| Exercise aim |
Reproduce all of the listing below without alteration.

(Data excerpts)
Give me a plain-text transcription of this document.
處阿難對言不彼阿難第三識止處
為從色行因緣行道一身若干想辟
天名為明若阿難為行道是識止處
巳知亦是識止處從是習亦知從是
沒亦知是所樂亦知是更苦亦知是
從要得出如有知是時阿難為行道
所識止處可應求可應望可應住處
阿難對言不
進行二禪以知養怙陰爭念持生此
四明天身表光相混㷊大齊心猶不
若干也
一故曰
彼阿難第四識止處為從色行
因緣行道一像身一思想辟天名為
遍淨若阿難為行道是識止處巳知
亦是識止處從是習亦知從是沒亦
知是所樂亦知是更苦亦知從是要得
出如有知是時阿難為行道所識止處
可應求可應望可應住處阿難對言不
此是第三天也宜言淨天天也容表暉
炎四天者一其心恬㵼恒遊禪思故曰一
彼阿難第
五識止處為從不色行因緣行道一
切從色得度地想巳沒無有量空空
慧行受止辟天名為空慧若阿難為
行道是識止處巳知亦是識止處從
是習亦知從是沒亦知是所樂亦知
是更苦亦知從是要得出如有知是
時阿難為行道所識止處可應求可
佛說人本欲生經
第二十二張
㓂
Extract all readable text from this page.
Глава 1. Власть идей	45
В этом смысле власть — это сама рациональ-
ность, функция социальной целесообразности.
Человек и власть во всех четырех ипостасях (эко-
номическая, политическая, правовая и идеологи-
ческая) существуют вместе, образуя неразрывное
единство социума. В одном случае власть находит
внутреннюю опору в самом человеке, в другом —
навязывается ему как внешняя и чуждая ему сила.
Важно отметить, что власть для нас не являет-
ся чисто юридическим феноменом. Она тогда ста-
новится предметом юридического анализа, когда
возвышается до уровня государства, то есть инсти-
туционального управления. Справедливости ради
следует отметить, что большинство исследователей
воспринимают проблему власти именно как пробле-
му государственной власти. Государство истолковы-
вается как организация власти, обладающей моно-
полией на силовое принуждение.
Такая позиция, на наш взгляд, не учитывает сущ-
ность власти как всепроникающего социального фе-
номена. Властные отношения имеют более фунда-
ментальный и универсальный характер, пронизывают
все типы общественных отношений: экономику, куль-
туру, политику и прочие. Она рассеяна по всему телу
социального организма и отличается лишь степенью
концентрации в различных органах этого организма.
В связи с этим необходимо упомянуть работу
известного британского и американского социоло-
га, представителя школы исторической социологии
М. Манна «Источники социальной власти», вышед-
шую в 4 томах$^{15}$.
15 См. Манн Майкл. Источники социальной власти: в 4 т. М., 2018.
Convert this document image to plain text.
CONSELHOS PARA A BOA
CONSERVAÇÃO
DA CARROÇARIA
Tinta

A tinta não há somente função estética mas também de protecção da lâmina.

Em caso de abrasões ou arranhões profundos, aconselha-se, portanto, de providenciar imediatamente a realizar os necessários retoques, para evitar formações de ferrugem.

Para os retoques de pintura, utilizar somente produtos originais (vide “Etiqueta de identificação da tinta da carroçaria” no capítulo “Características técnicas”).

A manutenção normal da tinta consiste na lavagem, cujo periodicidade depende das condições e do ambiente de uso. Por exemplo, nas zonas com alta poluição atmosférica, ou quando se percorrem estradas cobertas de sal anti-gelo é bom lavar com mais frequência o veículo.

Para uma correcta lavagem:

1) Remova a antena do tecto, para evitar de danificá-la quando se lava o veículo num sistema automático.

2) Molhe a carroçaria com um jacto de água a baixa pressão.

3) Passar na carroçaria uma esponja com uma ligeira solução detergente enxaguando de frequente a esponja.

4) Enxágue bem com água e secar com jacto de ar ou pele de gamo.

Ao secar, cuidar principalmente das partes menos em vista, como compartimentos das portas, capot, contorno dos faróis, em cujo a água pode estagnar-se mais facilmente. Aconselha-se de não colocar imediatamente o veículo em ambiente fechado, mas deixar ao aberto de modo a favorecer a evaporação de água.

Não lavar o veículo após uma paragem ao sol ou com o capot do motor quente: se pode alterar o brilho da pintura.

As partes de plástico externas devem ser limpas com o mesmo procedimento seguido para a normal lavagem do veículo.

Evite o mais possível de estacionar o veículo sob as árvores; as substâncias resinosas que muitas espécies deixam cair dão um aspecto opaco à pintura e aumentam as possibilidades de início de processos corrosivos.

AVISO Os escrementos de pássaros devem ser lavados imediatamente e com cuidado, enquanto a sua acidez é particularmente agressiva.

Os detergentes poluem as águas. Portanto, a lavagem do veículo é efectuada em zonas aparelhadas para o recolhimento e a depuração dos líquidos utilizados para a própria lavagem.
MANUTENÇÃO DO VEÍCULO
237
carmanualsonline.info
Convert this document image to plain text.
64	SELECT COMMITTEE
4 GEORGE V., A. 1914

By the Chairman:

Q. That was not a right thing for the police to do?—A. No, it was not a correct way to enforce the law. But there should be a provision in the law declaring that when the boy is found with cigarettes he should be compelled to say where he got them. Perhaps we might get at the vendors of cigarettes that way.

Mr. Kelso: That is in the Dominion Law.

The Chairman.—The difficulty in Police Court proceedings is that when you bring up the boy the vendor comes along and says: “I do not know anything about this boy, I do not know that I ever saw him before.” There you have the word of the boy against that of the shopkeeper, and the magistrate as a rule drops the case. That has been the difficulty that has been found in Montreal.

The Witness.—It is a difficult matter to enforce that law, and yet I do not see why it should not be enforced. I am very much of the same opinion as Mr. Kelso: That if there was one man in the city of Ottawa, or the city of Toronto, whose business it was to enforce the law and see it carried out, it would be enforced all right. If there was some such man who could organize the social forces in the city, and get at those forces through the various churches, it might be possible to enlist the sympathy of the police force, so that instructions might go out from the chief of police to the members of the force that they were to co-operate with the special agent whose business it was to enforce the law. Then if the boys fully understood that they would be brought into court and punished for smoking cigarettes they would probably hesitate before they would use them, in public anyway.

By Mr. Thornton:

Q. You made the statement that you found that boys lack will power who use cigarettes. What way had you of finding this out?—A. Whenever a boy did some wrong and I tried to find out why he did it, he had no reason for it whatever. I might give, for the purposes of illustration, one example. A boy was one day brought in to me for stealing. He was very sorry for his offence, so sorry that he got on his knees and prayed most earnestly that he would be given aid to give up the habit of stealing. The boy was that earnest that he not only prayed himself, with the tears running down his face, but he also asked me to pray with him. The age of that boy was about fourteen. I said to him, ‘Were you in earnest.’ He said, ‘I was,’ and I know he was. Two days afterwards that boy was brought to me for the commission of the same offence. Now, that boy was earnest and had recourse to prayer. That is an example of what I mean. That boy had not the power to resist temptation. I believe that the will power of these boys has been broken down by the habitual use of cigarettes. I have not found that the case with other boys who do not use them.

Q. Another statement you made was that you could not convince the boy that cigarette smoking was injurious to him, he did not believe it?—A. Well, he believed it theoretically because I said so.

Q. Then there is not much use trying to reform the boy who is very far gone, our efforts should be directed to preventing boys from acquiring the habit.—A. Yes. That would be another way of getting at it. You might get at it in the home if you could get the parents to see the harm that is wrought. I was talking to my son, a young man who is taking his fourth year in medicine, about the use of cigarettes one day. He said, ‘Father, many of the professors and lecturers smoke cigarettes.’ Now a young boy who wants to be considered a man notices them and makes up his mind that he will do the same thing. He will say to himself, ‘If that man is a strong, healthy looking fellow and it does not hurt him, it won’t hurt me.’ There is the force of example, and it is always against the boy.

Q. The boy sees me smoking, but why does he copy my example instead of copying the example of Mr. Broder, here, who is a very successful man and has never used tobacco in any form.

| Result for this task |
Give me a plain-text transcription of this document.
處阿難對言不彼阿難第三識止處
為從色行因緣行道一身若干想辟
天名為明若阿難為行道是識止處
巳知亦是識止處從是習亦知從是
沒亦知是所樂亦知是更苦亦知是
從要得出如有知是時阿難為行道
所識止處可應求可應望可應住處
阿難對言不
進行二禪以知養怙陰爭念持生此
四明天身表光相混㷊大齊心猶不
若干也
一故曰
彼阿難第四識止處為從色行
因緣行道一像身一思想辟天名為
遍淨若阿難為行道是識止處巳知
亦是識止處從是習亦知從是沒亦
知是所樂亦知是更苦亦知從是要得
出如有知是時阿難為行道所識止處
可應求可應望可應住處阿難對言不
此是第三天也宜言淨天天也容表暉
炎四天者一其心恬㵼恒遊禪思故曰一
彼阿難第
五識止處為從不色行因緣行道一
切從色得度地想巳沒無有量空空
慧行受止辟天名為空慧若阿難為
行道是識止處巳知亦是識止處從
是習亦知從是沒亦知是所樂亦知
是更苦亦知從是要得出如有知是
時阿難為行道所識止處可應求可
佛說人本欲生經
第二十二張
㓂
Extract all readable text from this page.
Глава 1. Власть идей	45
В этом смысле власть — это сама рациональ-
ность, функция социальной целесообразности.
Человек и власть во всех четырех ипостасях (эко-
номическая, политическая, правовая и идеологи-
ческая) существуют вместе, образуя неразрывное
единство социума. В одном случае власть находит
внутреннюю опору в самом человеке, в другом —
навязывается ему как внешняя и чуждая ему сила.
Важно отметить, что власть для нас не являет-
ся чисто юридическим феноменом. Она тогда ста-
новится предметом юридического анализа, когда
возвышается до уровня государства, то есть инсти-
туционального управления. Справедливости ради
следует отметить, что большинство исследователей
воспринимают проблему власти именно как пробле-
му государственной власти. Государство истолковы-
вается как организация власти, обладающей моно-
полией на силовое принуждение.
Такая позиция, на наш взгляд, не учитывает сущ-
ность власти как всепроникающего социального фе-
номена. Властные отношения имеют более фунда-
ментальный и универсальный характер, пронизывают
все типы общественных отношений: экономику, куль-
туру, политику и прочие. Она рассеяна по всему телу
социального организма и отличается лишь степенью
концентрации в различных органах этого организма.
В связи с этим необходимо упомянуть работу
известного британского и американского социоло-
га, представителя школы исторической социологии
М. Манна «Источники социальной власти», вышед-
шую в 4 томах$^{15}$.
15 См. Манн Майкл. Источники социальной власти: в 4 т. М., 2018.
Convert this document image to plain text.
CONSELHOS PARA A BOA
CONSERVAÇÃO
DA CARROÇARIA
Tinta

A tinta não há somente função estética mas também de protecção da lâmina.

Em caso de abrasões ou arranhões profundos, aconselha-se, portanto, de providenciar imediatamente a realizar os necessários retoques, para evitar formações de ferrugem.

Para os retoques de pintura, utilizar somente produtos originais (vide “Etiqueta de identificação da tinta da carroçaria” no capítulo “Características técnicas”).

A manutenção normal da tinta consiste na lavagem, cujo periodicidade depende das condições e do ambiente de uso. Por exemplo, nas zonas com alta poluição atmosférica, ou quando se percorrem estradas cobertas de sal anti-gelo é bom lavar com mais frequência o veículo.

Para uma correcta lavagem:

1) Remova a antena do tecto, para evitar de danificá-la quando se lava o veículo num sistema automático.

2) Molhe a carroçaria com um jacto de água a baixa pressão.

3) Passar na carroçaria uma esponja com uma ligeira solução detergente enxaguando de frequente a esponja.

4) Enxágue bem com água e secar com jacto de ar ou pele de gamo.

Ao secar, cuidar principalmente das partes menos em vista, como compartimentos das portas, capot, contorno dos faróis, em cujo a água pode estagnar-se mais facilmente. Aconselha-se de não colocar imediatamente o veículo em ambiente fechado, mas deixar ao aberto de modo a favorecer a evaporação de água.

Não lavar o veículo após uma paragem ao sol ou com o capot do motor quente: se pode alterar o brilho da pintura.

As partes de plástico externas devem ser limpas com o mesmo procedimento seguido para a normal lavagem do veículo.

Evite o mais possível de estacionar o veículo sob as árvores; as substâncias resinosas que muitas espécies deixam cair dão um aspecto opaco à pintura e aumentam as possibilidades de início de processos corrosivos.

AVISO Os escrementos de pássaros devem ser lavados imediatamente e com cuidado, enquanto a sua acidez é particularmente agressiva.

Os detergentes poluem as águas. Portanto, a lavagem do veículo é efectuada em zonas aparelhadas para o recolhimento e a depuração dos líquidos utilizados para a própria lavagem.
MANUTENÇÃO DO VEÍCULO
237
carmanualsonline.info
Convert this document image to plain text.
64	SELECT COMMITTEE
4 GEORGE V., A. 1914

By the Chairman:

Q. That was not a right thing for the police to do?—A. No, it was not a correct way to enforce the law. But there should be a provision in the law declaring that when the boy is found with cigarettes he should be compelled to say where he got them. Perhaps we might get at the vendors of cigarettes that way.

Mr. Kelso: That is in the Dominion Law.

The Chairman.—The difficulty in Police Court proceedings is that when you bring up the boy the vendor comes along and says: “I do not know anything about this boy, I do not know that I ever saw him before.” There you have the word of the boy against that of the shopkeeper, and the magistrate as a rule drops the case. That has been the difficulty that has been found in Montreal.

The Witness.—It is a difficult matter to enforce that law, and yet I do not see why it should not be enforced. I am very much of the same opinion as Mr. Kelso: That if there was one man in the city of Ottawa, or the city of Toronto, whose business it was to enforce the law and see it carried out, it would be enforced all right. If there was some such man who could organize the social forces in the city, and get at those forces through the various churches, it might be possible to enlist the sympathy of the police force, so that instructions might go out from the chief of police to the members of the force that they were to co-operate with the special agent whose business it was to enforce the law. Then if the boys fully understood that they would be brought into court and punished for smoking cigarettes they would probably hesitate before they would use them, in public anyway.

By Mr. Thornton:

Q. You made the statement that you found that boys lack will power who use cigarettes. What way had you of finding this out?—A. Whenever a boy did some wrong and I tried to find out why he did it, he had no reason for it whatever. I might give, for the purposes of illustration, one example. A boy was one day brought in to me for stealing. He was very sorry for his offence, so sorry that he got on his knees and prayed most earnestly that he would be given aid to give up the habit of stealing. The boy was that earnest that he not only prayed himself, with the tears running down his face, but he also asked me to pray with him. The age of that boy was about fourteen. I said to him, ‘Were you in earnest.’ He said, ‘I was,’ and I know he was. Two days afterwards that boy was brought to me for the commission of the same offence. Now, that boy was earnest and had recourse to prayer. That is an example of what I mean. That boy had not the power to resist temptation. I believe that the will power of these boys has been broken down by the habitual use of cigarettes. I have not found that the case with other boys who do not use them.

Q. Another statement you made was that you could not convince the boy that cigarette smoking was injurious to him, he did not believe it?—A. Well, he believed it theoretically because I said so.

Q. Then there is not much use trying to reform the boy who is very far gone, our efforts should be directed to preventing boys from acquiring the habit.—A. Yes. That would be another way of getting at it. You might get at it in the home if you could get the parents to see the harm that is wrought. I was talking to my son, a young man who is taking his fourth year in medicine, about the use of cigarettes one day. He said, ‘Father, many of the professors and lecturers smoke cigarettes.’ Now a young boy who wants to be considered a man notices them and makes up his mind that he will do the same thing. He will say to himself, ‘If that man is a strong, healthy looking fellow and it does not hurt him, it won’t hurt me.’ There is the force of example, and it is always against the boy.

Q. The boy sees me smoking, but why does he copy my example instead of copying the example of Mr. Broder, here, who is a very successful man and has never used tobacco in any form.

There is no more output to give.